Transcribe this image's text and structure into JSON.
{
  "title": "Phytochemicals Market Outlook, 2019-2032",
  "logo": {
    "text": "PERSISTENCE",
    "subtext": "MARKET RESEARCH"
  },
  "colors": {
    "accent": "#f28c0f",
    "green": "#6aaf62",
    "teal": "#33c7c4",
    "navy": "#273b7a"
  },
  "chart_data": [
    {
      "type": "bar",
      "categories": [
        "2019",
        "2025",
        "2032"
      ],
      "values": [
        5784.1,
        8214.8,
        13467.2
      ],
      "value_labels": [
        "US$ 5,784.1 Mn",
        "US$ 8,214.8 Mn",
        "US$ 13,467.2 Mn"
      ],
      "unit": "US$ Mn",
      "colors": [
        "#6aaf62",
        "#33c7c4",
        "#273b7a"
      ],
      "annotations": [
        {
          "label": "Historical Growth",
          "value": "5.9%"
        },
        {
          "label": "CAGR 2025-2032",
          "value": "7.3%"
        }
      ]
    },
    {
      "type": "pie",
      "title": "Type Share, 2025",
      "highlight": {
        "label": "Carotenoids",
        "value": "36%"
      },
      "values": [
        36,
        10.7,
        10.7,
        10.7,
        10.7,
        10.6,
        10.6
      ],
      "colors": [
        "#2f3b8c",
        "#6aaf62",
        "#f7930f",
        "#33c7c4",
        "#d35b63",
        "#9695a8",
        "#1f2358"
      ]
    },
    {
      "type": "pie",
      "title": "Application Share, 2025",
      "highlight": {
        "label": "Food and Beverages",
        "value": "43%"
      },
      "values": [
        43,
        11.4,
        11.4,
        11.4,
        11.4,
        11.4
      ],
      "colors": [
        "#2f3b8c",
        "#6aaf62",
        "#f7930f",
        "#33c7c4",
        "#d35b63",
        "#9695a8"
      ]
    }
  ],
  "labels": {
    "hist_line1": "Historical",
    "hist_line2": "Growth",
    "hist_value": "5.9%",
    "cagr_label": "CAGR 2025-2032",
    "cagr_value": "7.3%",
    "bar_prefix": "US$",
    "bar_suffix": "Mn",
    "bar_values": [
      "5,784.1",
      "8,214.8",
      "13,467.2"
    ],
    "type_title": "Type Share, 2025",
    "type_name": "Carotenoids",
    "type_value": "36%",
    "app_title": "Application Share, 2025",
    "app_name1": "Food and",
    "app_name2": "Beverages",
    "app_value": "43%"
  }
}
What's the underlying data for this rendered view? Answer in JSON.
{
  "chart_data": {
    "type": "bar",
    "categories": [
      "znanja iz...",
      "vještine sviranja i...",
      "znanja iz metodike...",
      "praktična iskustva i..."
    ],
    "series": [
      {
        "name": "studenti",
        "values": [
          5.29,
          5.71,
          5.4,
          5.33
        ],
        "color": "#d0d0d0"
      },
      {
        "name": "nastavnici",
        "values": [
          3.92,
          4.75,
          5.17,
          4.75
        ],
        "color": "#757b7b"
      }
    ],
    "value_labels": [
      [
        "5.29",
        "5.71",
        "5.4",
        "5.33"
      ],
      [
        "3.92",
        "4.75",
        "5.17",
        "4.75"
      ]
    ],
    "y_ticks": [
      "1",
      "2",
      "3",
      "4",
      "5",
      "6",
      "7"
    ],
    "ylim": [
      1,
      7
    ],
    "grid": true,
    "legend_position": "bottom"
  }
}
▬▬▬▬▬▬
*WHAT YOU WILL DO*:
Above are the records; copy every line in them that holds the word "Food".

*RESULT OF THIS TASK*:
        "label": "Food and Beverages",
    "app_name1": "Food and",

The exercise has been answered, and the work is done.